Textauszug:
☆ ☆ ☆ ☆ ☆ ☆ ☆

Diese Beispiele veranschaulichen, dass die Integration technischer Hilfsmittel die einzelnen Arbeitsschritte und den Forschungsprozess immer mehr durchdringen, Software zunehmend genuine Aufgaben des Menschen übernimmt. Wie weit kann/darf diese Integration gehen? Ein realistisches Modell könnte die Anwendung neurologischer Methoden[13] sein, um das allgemeine Wohlbefinden des Forschenden während der einzelnen Arbeitsphasen zu verbessern. Vorstellbar wären viele Szenarien: zu welcher Tageszeit ist die Produktivität am größten (Messen von Gehirnströmen), was verursacht (regelmäßigen) Stress (Electrodermal activity), welche Gehirnregionen werden aktiviert beim Lesen/Aufnehmen neuer Forschungsergebnisse? Zurzeit mögen solche Beispiele vielleicht unrealistisch anmuten; in Anbetracht der Möglichkeiten, die für eine Selbstoptimierung des menschlichen Organismus bereits heute verfügbar sind,[14] sind sie jedoch durchaus eine Perspektive.

☆ ☆ ☆ ☆ ☆ ☆ ☆

Datensätze:
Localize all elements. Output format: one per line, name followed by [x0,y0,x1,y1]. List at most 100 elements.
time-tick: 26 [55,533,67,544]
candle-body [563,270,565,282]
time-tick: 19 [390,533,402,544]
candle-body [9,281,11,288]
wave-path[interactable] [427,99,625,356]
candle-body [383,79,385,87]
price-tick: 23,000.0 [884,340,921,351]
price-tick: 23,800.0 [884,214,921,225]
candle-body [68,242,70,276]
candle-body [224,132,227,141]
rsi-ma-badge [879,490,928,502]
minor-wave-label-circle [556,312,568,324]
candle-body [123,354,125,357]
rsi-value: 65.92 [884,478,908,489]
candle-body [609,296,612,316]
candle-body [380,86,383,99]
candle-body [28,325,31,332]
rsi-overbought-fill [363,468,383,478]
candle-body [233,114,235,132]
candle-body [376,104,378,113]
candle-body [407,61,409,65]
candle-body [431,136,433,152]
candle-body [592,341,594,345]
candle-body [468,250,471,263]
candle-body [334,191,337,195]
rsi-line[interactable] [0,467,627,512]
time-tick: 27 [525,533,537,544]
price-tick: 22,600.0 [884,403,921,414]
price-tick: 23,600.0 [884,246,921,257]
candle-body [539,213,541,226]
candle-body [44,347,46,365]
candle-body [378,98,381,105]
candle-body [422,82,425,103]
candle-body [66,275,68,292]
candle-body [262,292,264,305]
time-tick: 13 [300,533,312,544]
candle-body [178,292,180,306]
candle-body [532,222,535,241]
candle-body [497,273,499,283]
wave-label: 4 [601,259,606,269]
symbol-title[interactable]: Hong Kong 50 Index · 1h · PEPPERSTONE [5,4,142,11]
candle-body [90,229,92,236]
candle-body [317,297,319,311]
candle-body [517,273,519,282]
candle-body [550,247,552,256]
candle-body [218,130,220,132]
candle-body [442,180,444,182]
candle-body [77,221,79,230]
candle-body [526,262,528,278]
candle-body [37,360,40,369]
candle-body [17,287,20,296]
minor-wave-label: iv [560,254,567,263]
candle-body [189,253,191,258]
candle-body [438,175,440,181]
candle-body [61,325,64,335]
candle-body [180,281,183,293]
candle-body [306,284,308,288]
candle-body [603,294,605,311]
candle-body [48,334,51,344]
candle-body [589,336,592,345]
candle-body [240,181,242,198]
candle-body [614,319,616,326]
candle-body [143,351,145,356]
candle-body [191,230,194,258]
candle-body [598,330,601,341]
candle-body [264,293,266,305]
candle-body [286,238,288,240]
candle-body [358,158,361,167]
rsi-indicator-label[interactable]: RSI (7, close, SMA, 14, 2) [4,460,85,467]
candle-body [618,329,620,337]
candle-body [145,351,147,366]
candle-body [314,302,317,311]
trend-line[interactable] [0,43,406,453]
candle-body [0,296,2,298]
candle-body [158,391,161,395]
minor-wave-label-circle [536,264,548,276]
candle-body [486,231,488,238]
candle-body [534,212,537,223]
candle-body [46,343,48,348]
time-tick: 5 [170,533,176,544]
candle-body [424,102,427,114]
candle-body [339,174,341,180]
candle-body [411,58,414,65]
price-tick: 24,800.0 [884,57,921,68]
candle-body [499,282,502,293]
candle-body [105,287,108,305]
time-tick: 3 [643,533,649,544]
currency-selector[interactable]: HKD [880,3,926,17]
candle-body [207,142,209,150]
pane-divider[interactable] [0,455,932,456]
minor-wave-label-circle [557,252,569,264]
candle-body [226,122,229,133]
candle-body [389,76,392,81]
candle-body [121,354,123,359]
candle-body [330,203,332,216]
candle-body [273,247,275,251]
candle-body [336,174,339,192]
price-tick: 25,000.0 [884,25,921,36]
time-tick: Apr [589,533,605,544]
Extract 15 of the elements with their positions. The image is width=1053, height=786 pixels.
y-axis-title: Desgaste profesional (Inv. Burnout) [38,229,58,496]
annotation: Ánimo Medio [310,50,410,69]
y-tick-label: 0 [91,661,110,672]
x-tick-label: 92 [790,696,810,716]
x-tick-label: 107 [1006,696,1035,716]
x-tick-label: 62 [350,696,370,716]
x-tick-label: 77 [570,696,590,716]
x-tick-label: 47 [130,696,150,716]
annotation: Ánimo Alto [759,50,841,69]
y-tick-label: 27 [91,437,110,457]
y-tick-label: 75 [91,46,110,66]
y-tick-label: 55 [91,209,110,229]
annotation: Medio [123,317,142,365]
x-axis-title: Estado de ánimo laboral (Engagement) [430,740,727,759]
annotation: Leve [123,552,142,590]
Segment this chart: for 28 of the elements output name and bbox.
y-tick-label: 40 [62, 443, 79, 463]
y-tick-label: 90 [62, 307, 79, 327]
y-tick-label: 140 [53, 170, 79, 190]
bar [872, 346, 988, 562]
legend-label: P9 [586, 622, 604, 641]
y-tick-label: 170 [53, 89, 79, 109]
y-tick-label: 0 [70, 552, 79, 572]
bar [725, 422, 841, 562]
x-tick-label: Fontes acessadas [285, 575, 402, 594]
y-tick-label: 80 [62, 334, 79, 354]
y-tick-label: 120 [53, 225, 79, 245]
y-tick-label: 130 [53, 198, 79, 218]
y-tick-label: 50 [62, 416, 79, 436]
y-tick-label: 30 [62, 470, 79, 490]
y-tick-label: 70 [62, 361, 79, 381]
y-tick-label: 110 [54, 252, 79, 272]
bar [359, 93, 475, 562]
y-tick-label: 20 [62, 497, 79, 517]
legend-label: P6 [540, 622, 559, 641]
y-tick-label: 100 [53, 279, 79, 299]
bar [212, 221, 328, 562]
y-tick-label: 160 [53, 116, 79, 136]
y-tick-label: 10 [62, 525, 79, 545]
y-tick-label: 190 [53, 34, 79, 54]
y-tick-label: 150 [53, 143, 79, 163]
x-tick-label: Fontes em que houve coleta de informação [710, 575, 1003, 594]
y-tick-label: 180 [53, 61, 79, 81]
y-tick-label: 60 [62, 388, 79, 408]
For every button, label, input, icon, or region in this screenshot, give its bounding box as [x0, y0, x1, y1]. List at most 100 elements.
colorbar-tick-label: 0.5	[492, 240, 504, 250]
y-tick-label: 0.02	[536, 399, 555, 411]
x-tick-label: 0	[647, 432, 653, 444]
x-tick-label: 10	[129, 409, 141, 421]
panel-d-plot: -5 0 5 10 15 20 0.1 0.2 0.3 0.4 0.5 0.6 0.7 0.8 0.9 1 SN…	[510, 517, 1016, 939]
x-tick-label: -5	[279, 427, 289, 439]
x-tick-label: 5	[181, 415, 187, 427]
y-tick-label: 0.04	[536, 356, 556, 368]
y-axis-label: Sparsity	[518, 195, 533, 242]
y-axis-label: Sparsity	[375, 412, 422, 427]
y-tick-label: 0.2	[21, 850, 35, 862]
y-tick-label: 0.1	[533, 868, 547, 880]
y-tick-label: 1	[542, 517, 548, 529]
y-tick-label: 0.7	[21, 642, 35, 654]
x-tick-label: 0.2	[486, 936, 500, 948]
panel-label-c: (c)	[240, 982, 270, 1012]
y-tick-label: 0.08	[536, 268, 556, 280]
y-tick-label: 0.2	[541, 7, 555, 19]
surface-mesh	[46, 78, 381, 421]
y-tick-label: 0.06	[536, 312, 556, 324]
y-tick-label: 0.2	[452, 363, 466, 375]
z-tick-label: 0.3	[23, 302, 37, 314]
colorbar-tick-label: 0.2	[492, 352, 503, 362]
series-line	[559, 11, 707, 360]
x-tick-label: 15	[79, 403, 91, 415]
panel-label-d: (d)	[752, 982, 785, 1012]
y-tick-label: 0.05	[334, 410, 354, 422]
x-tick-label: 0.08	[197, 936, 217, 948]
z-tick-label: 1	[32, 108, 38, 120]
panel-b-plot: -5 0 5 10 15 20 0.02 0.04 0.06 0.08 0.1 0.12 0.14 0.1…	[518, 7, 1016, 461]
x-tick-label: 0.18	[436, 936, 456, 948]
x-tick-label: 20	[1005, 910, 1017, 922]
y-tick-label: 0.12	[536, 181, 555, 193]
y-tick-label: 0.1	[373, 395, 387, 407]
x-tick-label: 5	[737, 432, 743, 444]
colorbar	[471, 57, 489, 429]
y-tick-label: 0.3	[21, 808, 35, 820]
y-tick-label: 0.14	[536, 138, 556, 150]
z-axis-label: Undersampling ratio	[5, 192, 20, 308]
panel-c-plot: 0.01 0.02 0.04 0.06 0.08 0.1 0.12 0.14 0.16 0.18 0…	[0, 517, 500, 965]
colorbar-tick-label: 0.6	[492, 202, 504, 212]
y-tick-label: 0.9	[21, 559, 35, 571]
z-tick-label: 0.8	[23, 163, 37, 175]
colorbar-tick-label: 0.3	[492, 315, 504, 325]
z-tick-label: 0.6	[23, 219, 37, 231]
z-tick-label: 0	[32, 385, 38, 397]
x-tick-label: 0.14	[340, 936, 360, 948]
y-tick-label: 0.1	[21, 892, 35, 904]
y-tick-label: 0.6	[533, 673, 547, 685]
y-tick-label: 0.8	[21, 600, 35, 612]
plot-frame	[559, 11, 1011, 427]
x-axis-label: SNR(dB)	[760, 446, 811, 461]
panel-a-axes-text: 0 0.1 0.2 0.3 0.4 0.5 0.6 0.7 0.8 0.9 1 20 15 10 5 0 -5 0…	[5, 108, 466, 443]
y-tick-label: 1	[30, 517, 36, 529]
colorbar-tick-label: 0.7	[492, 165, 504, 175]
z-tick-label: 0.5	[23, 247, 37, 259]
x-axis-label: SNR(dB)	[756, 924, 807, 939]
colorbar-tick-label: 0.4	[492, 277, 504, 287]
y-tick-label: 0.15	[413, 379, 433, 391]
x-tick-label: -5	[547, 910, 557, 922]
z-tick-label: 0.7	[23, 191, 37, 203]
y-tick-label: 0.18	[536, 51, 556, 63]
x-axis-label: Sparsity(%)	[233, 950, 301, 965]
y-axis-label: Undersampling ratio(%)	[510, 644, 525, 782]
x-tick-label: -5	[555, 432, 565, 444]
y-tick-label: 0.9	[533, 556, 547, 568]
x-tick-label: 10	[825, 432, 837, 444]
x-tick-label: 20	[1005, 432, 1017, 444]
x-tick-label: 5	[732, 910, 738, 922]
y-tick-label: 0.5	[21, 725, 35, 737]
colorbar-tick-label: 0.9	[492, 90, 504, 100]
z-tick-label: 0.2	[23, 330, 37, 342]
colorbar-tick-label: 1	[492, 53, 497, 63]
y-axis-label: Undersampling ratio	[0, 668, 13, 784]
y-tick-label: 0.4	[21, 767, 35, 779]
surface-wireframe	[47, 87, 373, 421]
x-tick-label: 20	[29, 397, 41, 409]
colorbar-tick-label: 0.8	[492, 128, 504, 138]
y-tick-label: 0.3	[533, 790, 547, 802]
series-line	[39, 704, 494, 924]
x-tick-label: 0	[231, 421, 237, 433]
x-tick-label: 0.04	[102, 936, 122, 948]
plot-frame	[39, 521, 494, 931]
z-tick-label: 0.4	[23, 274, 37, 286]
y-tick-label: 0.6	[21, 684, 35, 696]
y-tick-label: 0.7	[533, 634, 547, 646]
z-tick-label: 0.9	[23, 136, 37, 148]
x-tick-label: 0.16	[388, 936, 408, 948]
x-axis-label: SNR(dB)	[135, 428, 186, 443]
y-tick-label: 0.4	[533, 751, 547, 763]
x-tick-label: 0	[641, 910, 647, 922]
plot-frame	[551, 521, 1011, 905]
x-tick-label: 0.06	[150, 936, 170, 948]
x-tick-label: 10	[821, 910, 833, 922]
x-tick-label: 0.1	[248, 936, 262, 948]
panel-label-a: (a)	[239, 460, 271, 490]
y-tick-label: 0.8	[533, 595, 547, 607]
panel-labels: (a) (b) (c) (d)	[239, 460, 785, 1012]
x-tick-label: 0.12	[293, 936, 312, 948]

☆ ☆ ☆ ☆ ☆ ☆ ☆

Aufgaben:
1. Welche Messung wird im Textauszug genannt, um festzustellen, zu welcher Tageszeit die Produktivität am größten ist?
2. Setzen Sie den Textauszug über technische Hilfsmittel im Forschungsprozess im Anschluss an seinen letzten Satz fort.

Die Antworten:
1. Das Messen von Gehirnströmen.

2.
Wie kommt Neues in die Welt? Das alles umspannende Netzwerk mit den vielschichtigen Ebenen, mit der Ver-Netzung jedes einzelnen Objektes in diesem unendlichen System, erweitert sich kontinuierlich, erzeugt als autonomes Gebilde fortlaufend unbekannte, ungeprüfte Impulse. Die Knotenpunkte in diesem Netzwerk werden jedoch von den einzelnen Wissenschaftlern getragen, die mit ihren innovativen Ideen und kreativen Ansätzen Außergewöhnliches in die Welt bringen und umzusetzen versuchen.

Deskriptoren: Wissenschaft, Künstliche Intelligenz, Publizieren, Forschen

Über den Autor / die Autorin

Anne-Katharina Weilenmann

Anne-Katharina Weilenmann, MSc Bibliotheks- und Informationsmanagement, Donau-Universität Krems; freiberufliche Tätigkeit als Referentin; Organisation von Fachtagungen; arbeitet derzeit am persönlichen Dissertationsprojekt zur Dekonstruktion des wissenschaftlichen Artikels.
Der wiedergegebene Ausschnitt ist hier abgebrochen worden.